* _Excerpted records_
+===+
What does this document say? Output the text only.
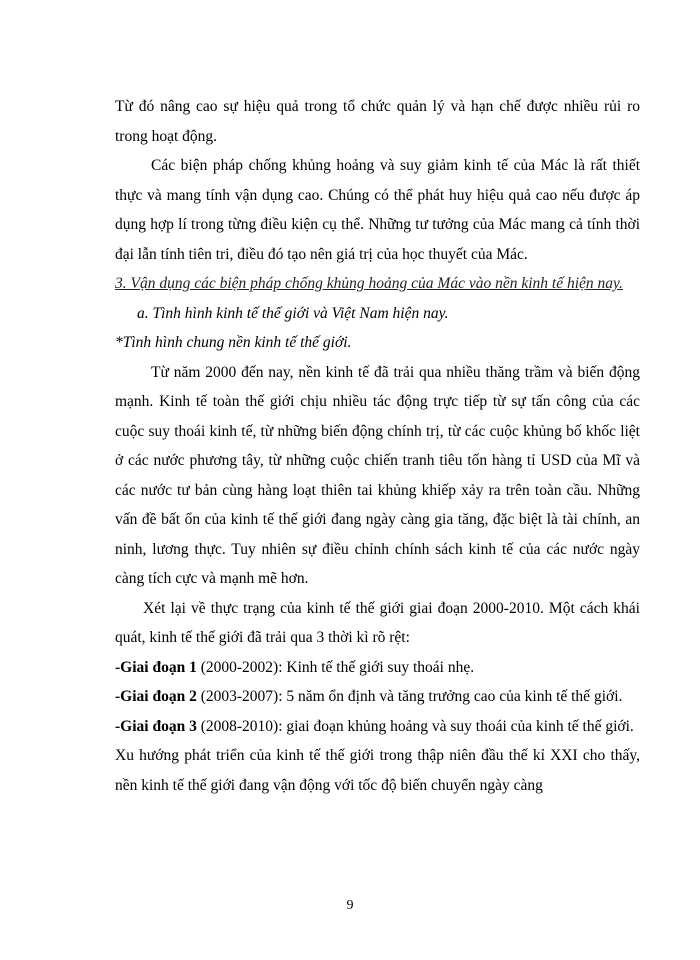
Từ đó nâng cao sự hiệu quả trong tổ chức quản lý và hạn chế được nhiều rủi ro trong hoạt động.

Các biện pháp chống khủng hoảng và suy giảm kinh tế của Mác là rất thiết thực và mang tính vận dụng cao. Chúng có thể phát huy hiệu quả cao nếu được áp dụng hợp lí trong từng điều kiện cụ thể. Những tư tưởng của Mác mang cả tính thời đại lẫn tính tiên tri, điều đó tạo nên giá trị của học thuyết của Mác.

3. Vận dụng các biện pháp chống khủng hoảng của Mác vào nền kinh tế hiện nay.

a. Tình hình kinh tế thế giới và Việt Nam hiện nay.

*Tình hình chung nền kinh tế thế giới.

Từ năm 2000 đến nay, nền kinh tế đã trải qua nhiều thăng trầm và biến động mạnh. Kinh tế toàn thế giới chịu nhiều tác động trực tiếp từ sự tấn công của các cuộc suy thoái kinh tế, từ những biến động chính trị, từ các cuộc khủng bố khốc liệt ở các nước phương tây, từ những cuộc chiến tranh tiêu tốn hàng tỉ USD của Mĩ và các nước tư bản cùng hàng loạt thiên tai khủng khiếp xảy ra trên toàn cầu. Những vấn đề bất ổn của kinh tế thế giới đang ngày càng gia tăng, đặc biệt là tài chính, an ninh, lương thực. Tuy nhiên sự điều chỉnh chính sách kinh tế của các nước ngày càng tích cực và mạnh mẽ hơn.

Xét lại về thực trạng của kinh tế thế giới giai đoạn 2000-2010. Một cách khái quát, kinh tế thế giới đã trải qua 3 thời kì rõ rệt:

-Giai đoạn 1 (2000-2002): Kinh tế thế giới suy thoái nhẹ.

-Giai đoạn 2 (2003-2007): 5 năm ổn định và tăng trưởng cao của kinh tế thế giới.

-Giai đoạn 3 (2008-2010): giai đoạn khủng hoảng và suy thoái của kinh tế thế giới.

Xu hướng phát triển của kinh tế thế giới trong thập niên đầu thế kỉ XXI cho thấy, nền kinh tế thế giới đang vận động với tốc độ biến chuyển ngày càng

9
+===+
* _Objective_
Using the records above, find and show each line with the string "thời".

* _Solution to the problem_
Các biện pháp chống khủng hoảng và suy giảm kinh tế của Mác là rất thiết thực và mang tính vận dụng cao. Chúng có thể phát huy hiệu quả cao nếu được áp dụng hợp lí trong từng điều kiện cụ thể. Những tư tưởng của Mác mang cả tính thời đại lẫn tính tiên tri, điều đó tạo nên giá trị của học thuyết của Mác.
Xét lại về thực trạng của kinh tế thế giới giai đoạn 2000-2010. Một cách khái quát, kinh tế thế giới đã trải qua 3 thời kì rõ rệt:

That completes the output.